▶ EXERCISE INSTRUCTIONS
All of the records listed below should be retyped exactly.

▶ DATA FOR PROCESSING
········
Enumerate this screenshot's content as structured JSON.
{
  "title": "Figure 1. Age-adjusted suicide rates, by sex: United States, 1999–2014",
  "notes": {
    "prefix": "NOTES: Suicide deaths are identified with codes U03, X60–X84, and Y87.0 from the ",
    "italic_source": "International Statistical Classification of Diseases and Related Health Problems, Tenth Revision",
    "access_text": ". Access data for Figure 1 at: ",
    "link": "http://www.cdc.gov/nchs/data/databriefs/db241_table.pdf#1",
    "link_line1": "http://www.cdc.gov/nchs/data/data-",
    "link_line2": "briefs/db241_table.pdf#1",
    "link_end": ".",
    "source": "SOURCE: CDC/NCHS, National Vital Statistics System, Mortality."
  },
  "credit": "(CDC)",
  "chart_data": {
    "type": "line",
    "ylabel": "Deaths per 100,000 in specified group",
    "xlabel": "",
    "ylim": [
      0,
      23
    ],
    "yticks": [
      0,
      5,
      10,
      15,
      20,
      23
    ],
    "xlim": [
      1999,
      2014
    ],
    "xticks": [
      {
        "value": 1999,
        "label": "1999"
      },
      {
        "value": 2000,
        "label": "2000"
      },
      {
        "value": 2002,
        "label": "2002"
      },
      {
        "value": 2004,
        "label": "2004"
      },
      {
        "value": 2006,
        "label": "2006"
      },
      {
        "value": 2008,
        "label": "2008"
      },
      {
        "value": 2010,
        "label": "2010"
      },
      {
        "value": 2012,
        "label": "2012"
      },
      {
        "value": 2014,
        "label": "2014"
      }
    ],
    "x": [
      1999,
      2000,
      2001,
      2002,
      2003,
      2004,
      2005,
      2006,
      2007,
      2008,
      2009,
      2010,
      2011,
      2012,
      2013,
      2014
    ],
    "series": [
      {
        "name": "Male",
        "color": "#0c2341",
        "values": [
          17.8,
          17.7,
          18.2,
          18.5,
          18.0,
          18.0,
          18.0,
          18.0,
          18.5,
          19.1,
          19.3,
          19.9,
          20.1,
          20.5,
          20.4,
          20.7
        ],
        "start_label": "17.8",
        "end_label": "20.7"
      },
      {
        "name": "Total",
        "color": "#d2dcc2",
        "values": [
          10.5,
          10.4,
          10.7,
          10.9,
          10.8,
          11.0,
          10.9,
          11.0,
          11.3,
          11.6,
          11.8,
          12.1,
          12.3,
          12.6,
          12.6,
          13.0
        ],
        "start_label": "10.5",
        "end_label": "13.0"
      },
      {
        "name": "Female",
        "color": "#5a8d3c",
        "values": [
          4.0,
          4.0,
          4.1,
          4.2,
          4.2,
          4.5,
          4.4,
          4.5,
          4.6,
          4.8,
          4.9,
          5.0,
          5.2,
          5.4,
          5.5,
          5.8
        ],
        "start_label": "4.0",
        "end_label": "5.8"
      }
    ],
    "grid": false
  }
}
········
▶ EXERCISE ANSWER
Enumerate this screenshot's content as structured JSON.
{
  "title": "Figure 1. Age-adjusted suicide rates, by sex: United States, 1999–2014",
  "notes": {
    "prefix": "NOTES: Suicide deaths are identified with codes U03, X60–X84, and Y87.0 from the ",
    "italic_source": "International Statistical Classification of Diseases and Related Health Problems, Tenth Revision",
    "access_text": ". Access data for Figure 1 at: ",
    "link": "http://www.cdc.gov/nchs/data/databriefs/db241_table.pdf#1",
    "link_line1": "http://www.cdc.gov/nchs/data/data-",
    "link_line2": "briefs/db241_table.pdf#1",
    "link_end": ".",
    "source": "SOURCE: CDC/NCHS, National Vital Statistics System, Mortality."
  },
  "credit": "(CDC)",
  "chart_data": {
    "type": "line",
    "ylabel": "Deaths per 100,000 in specified group",
    "xlabel": "",
    "ylim": [
      0,
      23
    ],
    "yticks": [
      0,
      5,
      10,
      15,
      20,
      23
    ],
    "xlim": [
      1999,
      2014
    ],
    "xticks": [
      {
        "value": 1999,
        "label": "1999"
      },
      {
        "value": 2000,
        "label": "2000"
      },
      {
        "value": 2002,
        "label": "2002"
      },
      {
        "value": 2004,
        "label": "2004"
      },
      {
        "value": 2006,
        "label": "2006"
      },
      {
        "value": 2008,
        "label": "2008"
      },
      {
        "value": 2010,
        "label": "2010"
      },
      {
        "value": 2012,
        "label": "2012"
      },
      {
        "value": 2014,
        "label": "2014"
      }
    ],
    "x": [
      1999,
      2000,
      2001,
      2002,
      2003,
      2004,
      2005,
      2006,
      2007,
      2008,
      2009,
      2010,
      2011,
      2012,
      2013,
      2014
    ],
    "series": [
      {
        "name": "Male",
        "color": "#0c2341",
        "values": [
          17.8,
          17.7,
          18.2,
          18.5,
          18.0,
          18.0,
          18.0,
          18.0,
          18.5,
          19.1,
          19.3,
          19.9,
          20.1,
          20.5,
          20.4,
          20.7
        ],
        "start_label": "17.8",
        "end_label": "20.7"
      },
      {
        "name": "Total",
        "color": "#d2dcc2",
        "values": [
          10.5,
          10.4,
          10.7,
          10.9,
          10.8,
          11.0,
          10.9,
          11.0,
          11.3,
          11.6,
          11.8,
          12.1,
          12.3,
          12.6,
          12.6,
          13.0
        ],
        "start_label": "10.5",
        "end_label": "13.0"
      },
      {
        "name": "Female",
        "color": "#5a8d3c",
        "values": [
          4.0,
          4.0,
          4.1,
          4.2,
          4.2,
          4.5,
          4.4,
          4.5,
          4.6,
          4.8,
          4.9,
          5.0,
          5.2,
          5.4,
          5.5,
          5.8
        ],
        "start_label": "4.0",
        "end_label": "5.8"
      }
    ],
    "grid": false
  }
}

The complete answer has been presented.